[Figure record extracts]
## BEGIN
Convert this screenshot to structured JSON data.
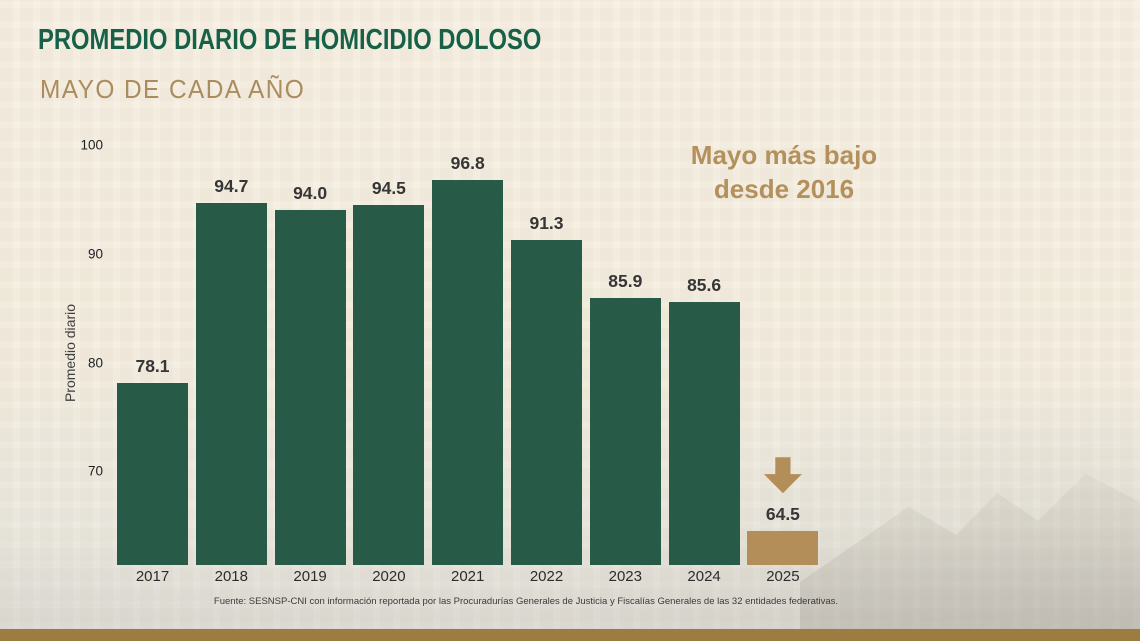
{
  "header": {
    "title": "PROMEDIO DIARIO DE HOMICIDIO DOLOSO",
    "subtitle": "MAYO DE CADA AÑO"
  },
  "annotation": {
    "line1": "Mayo más bajo",
    "line2": "desde 2016"
  },
  "footer": {
    "source": "Fuente: SESNSP-CNI con información reportada por las Procuradurías Generales de Justicia y Fiscalías Generales de las 32 entidades federativas."
  },
  "colors": {
    "bar_green": "#275b48",
    "bar_gold": "#b38e58",
    "title_green": "#176149",
    "subtitle_tan": "#aa8c5e",
    "annotation_tan": "#b3905c",
    "stripe_gold": "#9c7c40",
    "background_cream": "#f5efe3",
    "value_label": "#363636"
  },
  "chart_data": {
    "type": "bar",
    "title": "PROMEDIO DIARIO DE HOMICIDIO DOLOSO",
    "subtitle": "MAYO DE CADA AÑO",
    "categories": [
      "2017",
      "2018",
      "2019",
      "2020",
      "2021",
      "2022",
      "2023",
      "2024",
      "2025"
    ],
    "values": [
      78.1,
      94.7,
      94.0,
      94.5,
      96.8,
      91.3,
      85.9,
      85.6,
      64.5
    ],
    "value_labels": [
      "78.1",
      "94.7",
      "94.0",
      "94.5",
      "96.8",
      "91.3",
      "85.9",
      "85.6",
      "64.5"
    ],
    "xlabel": "",
    "ylabel": "Promedio diario",
    "yticks": [
      70,
      80,
      90,
      100
    ],
    "ylim": [
      61.4,
      101
    ],
    "grid": false,
    "legend": false,
    "highlight_index": 8,
    "highlight_note": "Mayo más bajo desde 2016"
  }
}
## END
**SET TASK**
Transcribe the records above exactly as they appear, leaving out any pictures.

**FINAL RESULT**
Convert this screenshot to structured JSON data.
{
  "header": {
    "title": "PROMEDIO DIARIO DE HOMICIDIO DOLOSO",
    "subtitle": "MAYO DE CADA AÑO"
  },
  "annotation": {
    "line1": "Mayo más bajo",
    "line2": "desde 2016"
  },
  "footer": {
    "source": "Fuente: SESNSP-CNI con información reportada por las Procuradurías Generales de Justicia y Fiscalías Generales de las 32 entidades federativas."
  },
  "colors": {
    "bar_green": "#275b48",
    "bar_gold": "#b38e58",
    "title_green": "#176149",
    "subtitle_tan": "#aa8c5e",
    "annotation_tan": "#b3905c",
    "stripe_gold": "#9c7c40",
    "background_cream": "#f5efe3",
    "value_label": "#363636"
  },
  "chart_data": {
    "type": "bar",
    "title": "PROMEDIO DIARIO DE HOMICIDIO DOLOSO",
    "subtitle": "MAYO DE CADA AÑO",
    "categories": [
      "2017",
      "2018",
      "2019",
      "2020",
      "2021",
      "2022",
      "2023",
      "2024",
      "2025"
    ],
    "values": [
      78.1,
      94.7,
      94.0,
      94.5,
      96.8,
      91.3,
      85.9,
      85.6,
      64.5
    ],
    "value_labels": [
      "78.1",
      "94.7",
      "94.0",
      "94.5",
      "96.8",
      "91.3",
      "85.9",
      "85.6",
      "64.5"
    ],
    "xlabel": "",
    "ylabel": "Promedio diario",
    "yticks": [
      70,
      80,
      90,
      100
    ],
    "ylim": [
      61.4,
      101
    ],
    "grid": false,
    "legend": false,
    "highlight_index": 8,
    "highlight_note": "Mayo más bajo desde 2016"
  }
}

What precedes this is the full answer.